**WORK REQUIRED:** Below are the records. List every line holding the word "title".

**WORKING DATA:**
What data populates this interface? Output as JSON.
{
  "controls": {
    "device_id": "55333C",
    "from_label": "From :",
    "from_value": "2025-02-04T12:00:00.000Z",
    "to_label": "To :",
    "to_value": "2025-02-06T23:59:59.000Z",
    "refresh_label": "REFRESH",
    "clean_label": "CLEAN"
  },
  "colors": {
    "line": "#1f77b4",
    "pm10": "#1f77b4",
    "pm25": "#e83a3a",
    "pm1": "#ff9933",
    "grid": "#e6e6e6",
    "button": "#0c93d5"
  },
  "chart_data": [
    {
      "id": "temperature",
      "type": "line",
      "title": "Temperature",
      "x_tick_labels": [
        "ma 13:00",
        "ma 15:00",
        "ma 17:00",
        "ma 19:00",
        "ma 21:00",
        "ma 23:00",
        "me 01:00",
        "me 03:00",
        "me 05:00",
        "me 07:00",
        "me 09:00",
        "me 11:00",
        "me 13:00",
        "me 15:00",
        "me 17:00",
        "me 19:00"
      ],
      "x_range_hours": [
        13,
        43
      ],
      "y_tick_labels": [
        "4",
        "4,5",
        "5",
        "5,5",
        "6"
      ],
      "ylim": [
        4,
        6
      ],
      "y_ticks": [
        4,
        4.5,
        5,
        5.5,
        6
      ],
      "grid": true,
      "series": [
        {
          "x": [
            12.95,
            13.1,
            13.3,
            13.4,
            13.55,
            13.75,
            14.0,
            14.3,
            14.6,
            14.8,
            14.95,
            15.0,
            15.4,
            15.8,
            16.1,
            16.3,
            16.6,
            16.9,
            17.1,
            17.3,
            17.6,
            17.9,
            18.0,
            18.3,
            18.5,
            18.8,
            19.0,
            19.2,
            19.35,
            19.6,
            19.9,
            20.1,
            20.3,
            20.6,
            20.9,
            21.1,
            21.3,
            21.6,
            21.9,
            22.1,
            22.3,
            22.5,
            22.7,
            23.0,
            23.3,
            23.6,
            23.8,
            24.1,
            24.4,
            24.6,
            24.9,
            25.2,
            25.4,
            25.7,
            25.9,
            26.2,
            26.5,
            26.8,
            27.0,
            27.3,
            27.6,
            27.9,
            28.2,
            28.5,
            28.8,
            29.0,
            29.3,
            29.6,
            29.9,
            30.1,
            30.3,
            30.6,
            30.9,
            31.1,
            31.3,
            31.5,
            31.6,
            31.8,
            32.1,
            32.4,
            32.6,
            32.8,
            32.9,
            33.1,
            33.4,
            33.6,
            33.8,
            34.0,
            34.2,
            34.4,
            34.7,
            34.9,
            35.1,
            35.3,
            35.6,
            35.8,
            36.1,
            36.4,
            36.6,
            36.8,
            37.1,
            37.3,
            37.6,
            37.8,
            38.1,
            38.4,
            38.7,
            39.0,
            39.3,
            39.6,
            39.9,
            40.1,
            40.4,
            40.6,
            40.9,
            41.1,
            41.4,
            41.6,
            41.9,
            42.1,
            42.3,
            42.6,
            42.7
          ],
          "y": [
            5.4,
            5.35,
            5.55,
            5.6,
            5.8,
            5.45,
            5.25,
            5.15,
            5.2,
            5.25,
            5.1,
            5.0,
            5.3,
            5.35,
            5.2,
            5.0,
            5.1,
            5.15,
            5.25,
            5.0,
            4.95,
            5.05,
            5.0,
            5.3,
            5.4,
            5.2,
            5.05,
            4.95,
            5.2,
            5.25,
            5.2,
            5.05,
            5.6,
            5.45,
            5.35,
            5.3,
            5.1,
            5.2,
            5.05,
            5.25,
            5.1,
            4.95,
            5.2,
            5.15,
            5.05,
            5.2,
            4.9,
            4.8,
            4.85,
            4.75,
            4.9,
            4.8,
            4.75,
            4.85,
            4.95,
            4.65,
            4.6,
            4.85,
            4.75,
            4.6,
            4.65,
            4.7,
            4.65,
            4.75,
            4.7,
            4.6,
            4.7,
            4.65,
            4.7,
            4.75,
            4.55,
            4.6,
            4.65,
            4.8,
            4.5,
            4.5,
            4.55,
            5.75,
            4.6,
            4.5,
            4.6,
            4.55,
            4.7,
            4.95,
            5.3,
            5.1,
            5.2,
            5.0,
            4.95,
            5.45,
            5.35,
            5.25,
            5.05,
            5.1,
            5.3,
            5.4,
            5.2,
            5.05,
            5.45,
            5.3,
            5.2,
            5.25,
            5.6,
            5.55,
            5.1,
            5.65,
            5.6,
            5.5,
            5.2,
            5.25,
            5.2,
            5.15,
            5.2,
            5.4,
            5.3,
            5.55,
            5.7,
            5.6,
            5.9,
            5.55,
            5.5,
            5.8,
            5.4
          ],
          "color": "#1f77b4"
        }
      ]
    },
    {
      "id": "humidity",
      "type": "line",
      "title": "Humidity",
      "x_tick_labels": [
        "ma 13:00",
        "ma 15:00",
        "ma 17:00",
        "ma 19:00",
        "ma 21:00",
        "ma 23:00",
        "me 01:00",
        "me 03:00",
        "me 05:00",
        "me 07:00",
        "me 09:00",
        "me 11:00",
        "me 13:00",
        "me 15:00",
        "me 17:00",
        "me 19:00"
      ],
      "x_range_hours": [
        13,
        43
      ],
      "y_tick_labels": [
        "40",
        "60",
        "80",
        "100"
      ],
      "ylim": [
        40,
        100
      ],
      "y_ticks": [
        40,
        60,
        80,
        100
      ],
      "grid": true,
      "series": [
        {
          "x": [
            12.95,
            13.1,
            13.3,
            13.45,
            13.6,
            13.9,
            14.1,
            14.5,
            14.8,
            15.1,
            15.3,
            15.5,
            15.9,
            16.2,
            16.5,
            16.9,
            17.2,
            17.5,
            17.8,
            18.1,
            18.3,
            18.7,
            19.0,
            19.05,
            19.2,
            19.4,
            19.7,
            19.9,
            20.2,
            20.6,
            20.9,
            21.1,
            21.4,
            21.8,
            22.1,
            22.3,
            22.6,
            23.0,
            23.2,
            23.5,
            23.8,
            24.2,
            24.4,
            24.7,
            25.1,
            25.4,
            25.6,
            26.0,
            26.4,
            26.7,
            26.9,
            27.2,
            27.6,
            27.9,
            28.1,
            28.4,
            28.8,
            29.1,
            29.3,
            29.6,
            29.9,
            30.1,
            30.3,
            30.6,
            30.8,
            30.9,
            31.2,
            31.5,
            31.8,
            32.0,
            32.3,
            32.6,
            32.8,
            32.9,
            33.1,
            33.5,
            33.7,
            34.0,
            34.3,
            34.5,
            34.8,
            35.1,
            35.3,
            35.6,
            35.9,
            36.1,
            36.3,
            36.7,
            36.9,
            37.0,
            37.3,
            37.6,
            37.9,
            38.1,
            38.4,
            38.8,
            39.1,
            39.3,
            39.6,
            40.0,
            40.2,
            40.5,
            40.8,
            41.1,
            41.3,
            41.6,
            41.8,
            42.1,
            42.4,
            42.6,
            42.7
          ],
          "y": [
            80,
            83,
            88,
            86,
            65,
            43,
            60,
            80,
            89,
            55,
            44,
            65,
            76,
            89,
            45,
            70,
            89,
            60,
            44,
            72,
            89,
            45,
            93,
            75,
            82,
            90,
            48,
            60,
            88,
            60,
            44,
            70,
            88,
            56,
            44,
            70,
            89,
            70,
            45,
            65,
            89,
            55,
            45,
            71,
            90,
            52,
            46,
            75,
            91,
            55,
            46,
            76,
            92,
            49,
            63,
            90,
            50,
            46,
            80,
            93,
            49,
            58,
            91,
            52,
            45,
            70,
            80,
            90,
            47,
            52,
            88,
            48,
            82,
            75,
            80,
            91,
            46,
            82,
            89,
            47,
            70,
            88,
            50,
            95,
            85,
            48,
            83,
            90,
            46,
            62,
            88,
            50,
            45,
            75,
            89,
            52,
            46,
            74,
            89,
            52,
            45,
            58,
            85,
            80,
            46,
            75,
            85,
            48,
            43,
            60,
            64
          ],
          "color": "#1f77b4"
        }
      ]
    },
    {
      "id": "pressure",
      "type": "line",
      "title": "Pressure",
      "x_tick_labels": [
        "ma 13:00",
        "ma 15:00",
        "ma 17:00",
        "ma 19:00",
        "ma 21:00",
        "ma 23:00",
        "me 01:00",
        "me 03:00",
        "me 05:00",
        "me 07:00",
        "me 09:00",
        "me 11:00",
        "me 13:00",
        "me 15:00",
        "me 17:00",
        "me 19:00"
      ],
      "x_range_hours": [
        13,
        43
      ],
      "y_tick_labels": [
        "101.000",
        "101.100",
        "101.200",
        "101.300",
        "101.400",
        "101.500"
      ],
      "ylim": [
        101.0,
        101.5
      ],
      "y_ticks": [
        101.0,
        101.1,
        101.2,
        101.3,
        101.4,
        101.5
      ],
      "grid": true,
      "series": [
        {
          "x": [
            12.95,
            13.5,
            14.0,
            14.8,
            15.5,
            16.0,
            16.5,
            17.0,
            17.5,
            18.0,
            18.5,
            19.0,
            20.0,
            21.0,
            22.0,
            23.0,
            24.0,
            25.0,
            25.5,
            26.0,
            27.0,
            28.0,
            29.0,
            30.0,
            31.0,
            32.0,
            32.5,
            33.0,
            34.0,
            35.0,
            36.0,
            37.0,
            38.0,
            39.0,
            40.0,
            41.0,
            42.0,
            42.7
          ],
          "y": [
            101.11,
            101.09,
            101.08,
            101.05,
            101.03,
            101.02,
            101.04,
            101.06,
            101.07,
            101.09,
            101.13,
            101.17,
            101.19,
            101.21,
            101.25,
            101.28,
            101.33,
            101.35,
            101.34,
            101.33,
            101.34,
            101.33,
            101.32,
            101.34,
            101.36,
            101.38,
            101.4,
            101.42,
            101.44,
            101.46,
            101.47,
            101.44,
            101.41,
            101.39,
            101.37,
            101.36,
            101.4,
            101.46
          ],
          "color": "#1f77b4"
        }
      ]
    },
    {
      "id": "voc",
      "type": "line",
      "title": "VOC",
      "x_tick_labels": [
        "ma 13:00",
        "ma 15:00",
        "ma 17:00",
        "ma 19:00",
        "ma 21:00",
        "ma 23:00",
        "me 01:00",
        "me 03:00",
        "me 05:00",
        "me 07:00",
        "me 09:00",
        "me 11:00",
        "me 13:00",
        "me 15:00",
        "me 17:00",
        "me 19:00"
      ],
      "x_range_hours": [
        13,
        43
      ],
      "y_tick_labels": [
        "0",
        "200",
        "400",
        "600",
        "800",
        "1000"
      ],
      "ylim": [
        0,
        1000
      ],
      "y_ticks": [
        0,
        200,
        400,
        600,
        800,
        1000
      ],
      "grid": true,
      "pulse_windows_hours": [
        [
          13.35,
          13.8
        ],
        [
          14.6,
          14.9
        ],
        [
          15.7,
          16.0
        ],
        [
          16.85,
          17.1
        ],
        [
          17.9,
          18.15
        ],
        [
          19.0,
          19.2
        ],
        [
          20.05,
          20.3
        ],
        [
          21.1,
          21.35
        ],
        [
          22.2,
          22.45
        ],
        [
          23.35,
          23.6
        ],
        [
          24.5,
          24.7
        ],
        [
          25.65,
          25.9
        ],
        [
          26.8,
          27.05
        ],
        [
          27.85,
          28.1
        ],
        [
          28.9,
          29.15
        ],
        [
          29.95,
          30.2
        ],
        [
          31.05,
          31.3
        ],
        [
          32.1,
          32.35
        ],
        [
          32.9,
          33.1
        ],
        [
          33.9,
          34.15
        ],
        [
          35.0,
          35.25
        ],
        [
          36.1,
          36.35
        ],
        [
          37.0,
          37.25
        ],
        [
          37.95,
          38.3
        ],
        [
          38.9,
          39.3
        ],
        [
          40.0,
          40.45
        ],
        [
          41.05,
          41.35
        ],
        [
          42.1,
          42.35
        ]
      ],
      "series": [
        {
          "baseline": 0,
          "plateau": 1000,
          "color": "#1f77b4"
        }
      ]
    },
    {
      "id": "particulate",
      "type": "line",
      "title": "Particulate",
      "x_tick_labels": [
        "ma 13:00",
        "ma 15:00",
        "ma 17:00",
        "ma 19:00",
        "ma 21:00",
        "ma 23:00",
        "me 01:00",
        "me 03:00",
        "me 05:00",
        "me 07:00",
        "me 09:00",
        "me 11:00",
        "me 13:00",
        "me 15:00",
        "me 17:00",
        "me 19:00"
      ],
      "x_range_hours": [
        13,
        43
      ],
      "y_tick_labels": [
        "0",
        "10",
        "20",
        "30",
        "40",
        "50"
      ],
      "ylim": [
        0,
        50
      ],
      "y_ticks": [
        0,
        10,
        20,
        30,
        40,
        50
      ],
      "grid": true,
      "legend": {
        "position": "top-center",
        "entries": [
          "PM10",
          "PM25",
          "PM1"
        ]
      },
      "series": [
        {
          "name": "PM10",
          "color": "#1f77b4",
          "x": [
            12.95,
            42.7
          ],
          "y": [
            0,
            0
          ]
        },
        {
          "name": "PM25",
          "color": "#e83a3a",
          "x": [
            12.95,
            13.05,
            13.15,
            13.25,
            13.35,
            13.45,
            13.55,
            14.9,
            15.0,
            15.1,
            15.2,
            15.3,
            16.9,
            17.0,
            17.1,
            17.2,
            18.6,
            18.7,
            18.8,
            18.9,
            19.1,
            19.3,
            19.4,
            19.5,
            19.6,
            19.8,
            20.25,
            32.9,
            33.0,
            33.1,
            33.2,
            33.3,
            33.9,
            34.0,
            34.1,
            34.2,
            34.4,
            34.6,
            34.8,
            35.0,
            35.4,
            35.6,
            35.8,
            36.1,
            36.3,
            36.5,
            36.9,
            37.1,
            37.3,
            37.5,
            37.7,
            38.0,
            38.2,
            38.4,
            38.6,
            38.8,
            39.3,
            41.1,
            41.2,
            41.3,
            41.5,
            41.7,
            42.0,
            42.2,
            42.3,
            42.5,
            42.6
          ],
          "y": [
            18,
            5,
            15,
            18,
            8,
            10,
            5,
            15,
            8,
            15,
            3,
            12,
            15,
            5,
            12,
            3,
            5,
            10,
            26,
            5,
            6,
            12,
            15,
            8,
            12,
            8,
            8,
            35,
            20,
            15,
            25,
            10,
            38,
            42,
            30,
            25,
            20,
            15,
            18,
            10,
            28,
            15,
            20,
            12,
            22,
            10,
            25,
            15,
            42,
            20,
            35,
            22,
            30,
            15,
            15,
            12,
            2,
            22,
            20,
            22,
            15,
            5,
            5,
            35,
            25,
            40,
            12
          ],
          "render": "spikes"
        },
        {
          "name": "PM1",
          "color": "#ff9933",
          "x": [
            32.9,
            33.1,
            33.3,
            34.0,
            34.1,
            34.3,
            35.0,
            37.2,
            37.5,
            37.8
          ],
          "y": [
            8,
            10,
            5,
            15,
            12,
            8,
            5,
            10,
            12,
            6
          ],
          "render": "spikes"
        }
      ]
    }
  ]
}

**TASK SOLUTION:**
      "title": "Temperature",
      "title": "Humidity",
      "title": "Pressure",
      "title": "VOC",
      "title": "Particulate",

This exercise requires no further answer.